* _EXERCISE DIRECTIONS_
Repeat every entry in the listing below, exactly.
◆ ◆ ◆ ◆
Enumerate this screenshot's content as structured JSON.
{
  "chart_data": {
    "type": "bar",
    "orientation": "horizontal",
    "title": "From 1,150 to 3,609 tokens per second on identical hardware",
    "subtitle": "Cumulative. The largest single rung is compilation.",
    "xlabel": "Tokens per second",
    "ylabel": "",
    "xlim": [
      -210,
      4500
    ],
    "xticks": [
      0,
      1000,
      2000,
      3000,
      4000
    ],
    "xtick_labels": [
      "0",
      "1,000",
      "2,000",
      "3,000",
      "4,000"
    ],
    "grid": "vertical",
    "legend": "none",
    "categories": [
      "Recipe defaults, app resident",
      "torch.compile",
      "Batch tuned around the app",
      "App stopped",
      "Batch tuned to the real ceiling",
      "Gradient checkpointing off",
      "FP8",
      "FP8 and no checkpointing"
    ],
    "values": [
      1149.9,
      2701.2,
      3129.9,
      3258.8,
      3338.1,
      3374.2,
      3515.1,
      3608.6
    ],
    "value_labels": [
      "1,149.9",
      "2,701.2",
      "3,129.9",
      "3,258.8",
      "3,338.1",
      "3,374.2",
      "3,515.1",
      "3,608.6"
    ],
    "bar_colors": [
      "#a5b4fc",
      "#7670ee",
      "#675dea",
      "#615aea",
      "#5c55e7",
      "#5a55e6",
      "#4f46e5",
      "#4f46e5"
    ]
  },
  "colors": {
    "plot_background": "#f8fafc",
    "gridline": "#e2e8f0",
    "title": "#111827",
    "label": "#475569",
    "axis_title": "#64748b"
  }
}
◆ ◆ ◆ ◆
* _ANSWER IN FULL_
Enumerate this screenshot's content as structured JSON.
{
  "chart_data": {
    "type": "bar",
    "orientation": "horizontal",
    "title": "From 1,150 to 3,609 tokens per second on identical hardware",
    "subtitle": "Cumulative. The largest single rung is compilation.",
    "xlabel": "Tokens per second",
    "ylabel": "",
    "xlim": [
      -210,
      4500
    ],
    "xticks": [
      0,
      1000,
      2000,
      3000,
      4000
    ],
    "xtick_labels": [
      "0",
      "1,000",
      "2,000",
      "3,000",
      "4,000"
    ],
    "grid": "vertical",
    "legend": "none",
    "categories": [
      "Recipe defaults, app resident",
      "torch.compile",
      "Batch tuned around the app",
      "App stopped",
      "Batch tuned to the real ceiling",
      "Gradient checkpointing off",
      "FP8",
      "FP8 and no checkpointing"
    ],
    "values": [
      1149.9,
      2701.2,
      3129.9,
      3258.8,
      3338.1,
      3374.2,
      3515.1,
      3608.6
    ],
    "value_labels": [
      "1,149.9",
      "2,701.2",
      "3,129.9",
      "3,258.8",
      "3,338.1",
      "3,374.2",
      "3,515.1",
      "3,608.6"
    ],
    "bar_colors": [
      "#a5b4fc",
      "#7670ee",
      "#675dea",
      "#615aea",
      "#5c55e7",
      "#5a55e6",
      "#4f46e5",
      "#4f46e5"
    ]
  },
  "colors": {
    "plot_background": "#f8fafc",
    "gridline": "#e2e8f0",
    "title": "#111827",
    "label": "#475569",
    "axis_title": "#64748b"
  }
}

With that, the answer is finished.